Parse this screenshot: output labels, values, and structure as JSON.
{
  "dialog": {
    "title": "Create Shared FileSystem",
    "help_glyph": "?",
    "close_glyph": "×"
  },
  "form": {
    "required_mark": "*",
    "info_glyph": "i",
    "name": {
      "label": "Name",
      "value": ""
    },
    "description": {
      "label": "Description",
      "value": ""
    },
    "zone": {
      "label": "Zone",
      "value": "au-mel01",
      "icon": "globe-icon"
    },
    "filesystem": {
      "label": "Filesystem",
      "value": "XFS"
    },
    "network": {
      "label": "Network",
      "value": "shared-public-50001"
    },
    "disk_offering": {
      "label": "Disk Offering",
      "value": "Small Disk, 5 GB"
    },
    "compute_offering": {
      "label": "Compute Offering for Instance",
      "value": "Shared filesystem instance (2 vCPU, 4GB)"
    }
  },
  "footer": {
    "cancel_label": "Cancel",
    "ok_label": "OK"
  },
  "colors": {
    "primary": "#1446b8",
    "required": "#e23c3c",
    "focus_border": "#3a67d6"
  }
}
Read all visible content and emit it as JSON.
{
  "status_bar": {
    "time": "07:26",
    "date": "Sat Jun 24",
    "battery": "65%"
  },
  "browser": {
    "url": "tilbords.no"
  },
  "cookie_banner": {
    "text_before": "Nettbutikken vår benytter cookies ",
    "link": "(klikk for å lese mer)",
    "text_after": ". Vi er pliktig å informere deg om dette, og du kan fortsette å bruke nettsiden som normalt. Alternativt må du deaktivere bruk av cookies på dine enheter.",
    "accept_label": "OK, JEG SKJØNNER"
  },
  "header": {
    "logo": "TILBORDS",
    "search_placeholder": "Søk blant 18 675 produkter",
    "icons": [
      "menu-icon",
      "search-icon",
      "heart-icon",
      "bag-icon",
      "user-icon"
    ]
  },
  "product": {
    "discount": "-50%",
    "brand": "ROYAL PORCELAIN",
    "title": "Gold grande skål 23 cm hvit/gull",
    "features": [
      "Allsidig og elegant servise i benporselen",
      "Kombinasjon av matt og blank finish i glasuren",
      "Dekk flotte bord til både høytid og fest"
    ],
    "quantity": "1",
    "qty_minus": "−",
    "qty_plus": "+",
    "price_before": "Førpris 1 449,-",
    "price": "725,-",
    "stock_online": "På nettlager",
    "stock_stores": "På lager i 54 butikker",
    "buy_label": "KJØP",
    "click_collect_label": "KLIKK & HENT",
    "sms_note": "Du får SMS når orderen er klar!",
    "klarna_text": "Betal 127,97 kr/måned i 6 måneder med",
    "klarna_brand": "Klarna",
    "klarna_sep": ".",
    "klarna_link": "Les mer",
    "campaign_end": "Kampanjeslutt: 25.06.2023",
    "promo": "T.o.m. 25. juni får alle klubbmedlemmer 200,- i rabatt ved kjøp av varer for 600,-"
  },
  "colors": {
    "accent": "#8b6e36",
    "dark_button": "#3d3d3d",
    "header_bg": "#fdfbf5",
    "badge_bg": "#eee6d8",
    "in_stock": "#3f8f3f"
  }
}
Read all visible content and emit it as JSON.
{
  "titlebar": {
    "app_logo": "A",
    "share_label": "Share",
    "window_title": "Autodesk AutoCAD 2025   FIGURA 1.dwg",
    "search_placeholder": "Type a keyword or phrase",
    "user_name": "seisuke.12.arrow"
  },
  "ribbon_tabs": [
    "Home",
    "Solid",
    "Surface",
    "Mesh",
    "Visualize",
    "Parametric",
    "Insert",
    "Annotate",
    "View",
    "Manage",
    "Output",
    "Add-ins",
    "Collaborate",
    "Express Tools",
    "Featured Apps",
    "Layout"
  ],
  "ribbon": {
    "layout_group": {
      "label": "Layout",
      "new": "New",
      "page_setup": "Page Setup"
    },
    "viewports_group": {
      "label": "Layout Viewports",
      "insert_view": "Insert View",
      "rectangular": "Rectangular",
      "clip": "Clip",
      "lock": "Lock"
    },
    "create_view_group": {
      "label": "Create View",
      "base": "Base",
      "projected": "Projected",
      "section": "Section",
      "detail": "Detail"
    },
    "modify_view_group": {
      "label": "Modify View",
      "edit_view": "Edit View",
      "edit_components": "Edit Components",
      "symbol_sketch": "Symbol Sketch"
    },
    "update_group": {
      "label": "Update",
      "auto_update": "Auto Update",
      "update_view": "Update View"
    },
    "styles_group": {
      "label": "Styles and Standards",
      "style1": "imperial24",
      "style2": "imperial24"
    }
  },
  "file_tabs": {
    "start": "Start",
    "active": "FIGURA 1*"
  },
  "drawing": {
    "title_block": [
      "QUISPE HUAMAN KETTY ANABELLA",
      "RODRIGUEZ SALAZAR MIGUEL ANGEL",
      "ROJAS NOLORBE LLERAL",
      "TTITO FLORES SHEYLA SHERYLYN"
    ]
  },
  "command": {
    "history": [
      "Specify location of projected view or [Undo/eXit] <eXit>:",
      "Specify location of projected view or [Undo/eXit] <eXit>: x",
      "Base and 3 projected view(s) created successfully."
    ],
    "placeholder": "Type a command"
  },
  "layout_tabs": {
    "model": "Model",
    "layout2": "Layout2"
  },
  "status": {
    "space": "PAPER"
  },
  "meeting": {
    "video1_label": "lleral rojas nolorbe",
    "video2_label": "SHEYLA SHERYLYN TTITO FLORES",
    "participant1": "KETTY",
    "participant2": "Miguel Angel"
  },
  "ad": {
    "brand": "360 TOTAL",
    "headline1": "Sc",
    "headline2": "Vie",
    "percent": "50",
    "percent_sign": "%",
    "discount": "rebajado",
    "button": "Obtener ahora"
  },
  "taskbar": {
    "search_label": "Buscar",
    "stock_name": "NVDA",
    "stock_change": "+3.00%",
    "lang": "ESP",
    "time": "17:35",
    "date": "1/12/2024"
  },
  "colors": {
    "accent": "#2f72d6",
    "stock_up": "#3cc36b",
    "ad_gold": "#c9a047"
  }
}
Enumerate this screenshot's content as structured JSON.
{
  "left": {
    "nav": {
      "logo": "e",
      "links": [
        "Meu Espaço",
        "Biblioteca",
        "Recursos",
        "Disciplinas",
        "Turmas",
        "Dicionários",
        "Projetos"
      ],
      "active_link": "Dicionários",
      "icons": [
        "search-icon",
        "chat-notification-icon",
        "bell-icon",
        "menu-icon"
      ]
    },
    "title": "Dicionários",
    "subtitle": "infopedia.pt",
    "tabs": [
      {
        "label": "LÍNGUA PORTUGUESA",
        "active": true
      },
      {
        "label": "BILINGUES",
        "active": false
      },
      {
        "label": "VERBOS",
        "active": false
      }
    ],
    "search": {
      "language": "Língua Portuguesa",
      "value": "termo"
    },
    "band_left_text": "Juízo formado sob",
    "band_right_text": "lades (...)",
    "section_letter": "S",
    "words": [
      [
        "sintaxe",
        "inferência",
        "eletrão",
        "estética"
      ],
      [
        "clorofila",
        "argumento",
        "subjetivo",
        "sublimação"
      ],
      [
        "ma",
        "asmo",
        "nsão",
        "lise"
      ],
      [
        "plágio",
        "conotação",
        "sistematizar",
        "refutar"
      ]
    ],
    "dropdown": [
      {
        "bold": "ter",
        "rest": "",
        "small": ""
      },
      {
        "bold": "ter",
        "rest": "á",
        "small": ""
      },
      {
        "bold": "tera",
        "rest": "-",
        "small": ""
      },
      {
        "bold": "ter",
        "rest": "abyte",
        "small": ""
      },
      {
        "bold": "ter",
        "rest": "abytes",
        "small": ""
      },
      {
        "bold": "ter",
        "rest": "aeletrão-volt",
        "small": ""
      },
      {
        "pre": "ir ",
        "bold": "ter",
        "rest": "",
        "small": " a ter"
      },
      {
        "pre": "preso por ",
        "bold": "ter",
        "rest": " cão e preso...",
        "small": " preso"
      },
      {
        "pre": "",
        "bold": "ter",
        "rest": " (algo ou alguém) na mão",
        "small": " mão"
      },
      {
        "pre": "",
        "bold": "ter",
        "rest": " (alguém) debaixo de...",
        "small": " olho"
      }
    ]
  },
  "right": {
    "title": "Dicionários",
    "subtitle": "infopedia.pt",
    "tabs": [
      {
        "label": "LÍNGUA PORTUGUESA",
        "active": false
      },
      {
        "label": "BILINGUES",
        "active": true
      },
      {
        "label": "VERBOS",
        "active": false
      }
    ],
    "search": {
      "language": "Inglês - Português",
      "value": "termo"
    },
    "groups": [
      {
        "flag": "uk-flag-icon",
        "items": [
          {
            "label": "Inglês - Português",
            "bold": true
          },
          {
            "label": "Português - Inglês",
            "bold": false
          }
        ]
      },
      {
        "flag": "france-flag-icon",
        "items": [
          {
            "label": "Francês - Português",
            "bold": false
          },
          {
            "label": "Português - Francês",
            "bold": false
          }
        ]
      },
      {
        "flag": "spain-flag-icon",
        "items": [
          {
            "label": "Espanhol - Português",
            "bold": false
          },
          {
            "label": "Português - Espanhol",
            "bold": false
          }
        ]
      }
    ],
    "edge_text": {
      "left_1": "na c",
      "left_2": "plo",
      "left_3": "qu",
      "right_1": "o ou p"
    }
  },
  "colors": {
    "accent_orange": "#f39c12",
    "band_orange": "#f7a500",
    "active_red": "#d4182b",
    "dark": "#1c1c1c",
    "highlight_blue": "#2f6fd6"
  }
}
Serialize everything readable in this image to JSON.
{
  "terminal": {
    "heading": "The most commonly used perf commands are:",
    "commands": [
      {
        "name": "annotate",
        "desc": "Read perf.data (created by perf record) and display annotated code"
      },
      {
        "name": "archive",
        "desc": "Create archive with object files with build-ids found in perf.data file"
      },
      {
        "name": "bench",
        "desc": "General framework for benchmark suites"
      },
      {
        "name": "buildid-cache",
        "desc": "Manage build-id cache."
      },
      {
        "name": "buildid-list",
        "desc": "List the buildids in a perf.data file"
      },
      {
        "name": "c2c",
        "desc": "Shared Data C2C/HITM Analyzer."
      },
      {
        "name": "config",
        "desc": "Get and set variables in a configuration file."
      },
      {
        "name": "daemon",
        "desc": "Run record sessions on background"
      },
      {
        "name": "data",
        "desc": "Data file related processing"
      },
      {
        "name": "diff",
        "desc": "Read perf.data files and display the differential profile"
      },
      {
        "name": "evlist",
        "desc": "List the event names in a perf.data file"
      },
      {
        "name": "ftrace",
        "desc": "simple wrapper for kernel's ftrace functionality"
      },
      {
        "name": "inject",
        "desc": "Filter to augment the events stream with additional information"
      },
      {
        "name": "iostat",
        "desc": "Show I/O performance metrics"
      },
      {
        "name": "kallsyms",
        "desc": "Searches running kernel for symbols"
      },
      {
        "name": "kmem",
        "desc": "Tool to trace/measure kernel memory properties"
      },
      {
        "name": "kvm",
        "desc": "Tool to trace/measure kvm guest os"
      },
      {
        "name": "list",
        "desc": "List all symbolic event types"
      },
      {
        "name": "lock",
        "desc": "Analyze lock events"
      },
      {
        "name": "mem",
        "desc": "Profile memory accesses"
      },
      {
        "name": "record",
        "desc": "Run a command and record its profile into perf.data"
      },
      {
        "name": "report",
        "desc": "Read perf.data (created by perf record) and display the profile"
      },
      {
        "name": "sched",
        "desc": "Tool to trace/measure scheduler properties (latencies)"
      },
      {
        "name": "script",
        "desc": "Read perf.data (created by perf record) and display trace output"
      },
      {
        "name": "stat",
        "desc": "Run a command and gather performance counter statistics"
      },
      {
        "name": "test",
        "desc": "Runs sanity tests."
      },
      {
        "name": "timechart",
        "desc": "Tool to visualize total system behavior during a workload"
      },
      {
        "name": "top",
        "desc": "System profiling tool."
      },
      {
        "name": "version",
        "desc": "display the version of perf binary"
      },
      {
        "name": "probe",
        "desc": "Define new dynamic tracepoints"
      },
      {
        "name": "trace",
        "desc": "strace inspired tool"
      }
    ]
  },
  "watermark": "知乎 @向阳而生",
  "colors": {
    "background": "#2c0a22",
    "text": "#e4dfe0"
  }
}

» Given problem: Search the data above for the word "record", then gather each line in which it appears.

» Expected answer:
        "desc": "Read perf.data (created by perf record) and display annotated code"
        "desc": "Run record sessions on background"
        "name": "record",
        "desc": "Run a command and record its profile into perf.data"
        "desc": "Read perf.data (created by perf record) and display the profile"
        "desc": "Read perf.data (created by perf record) and display trace output"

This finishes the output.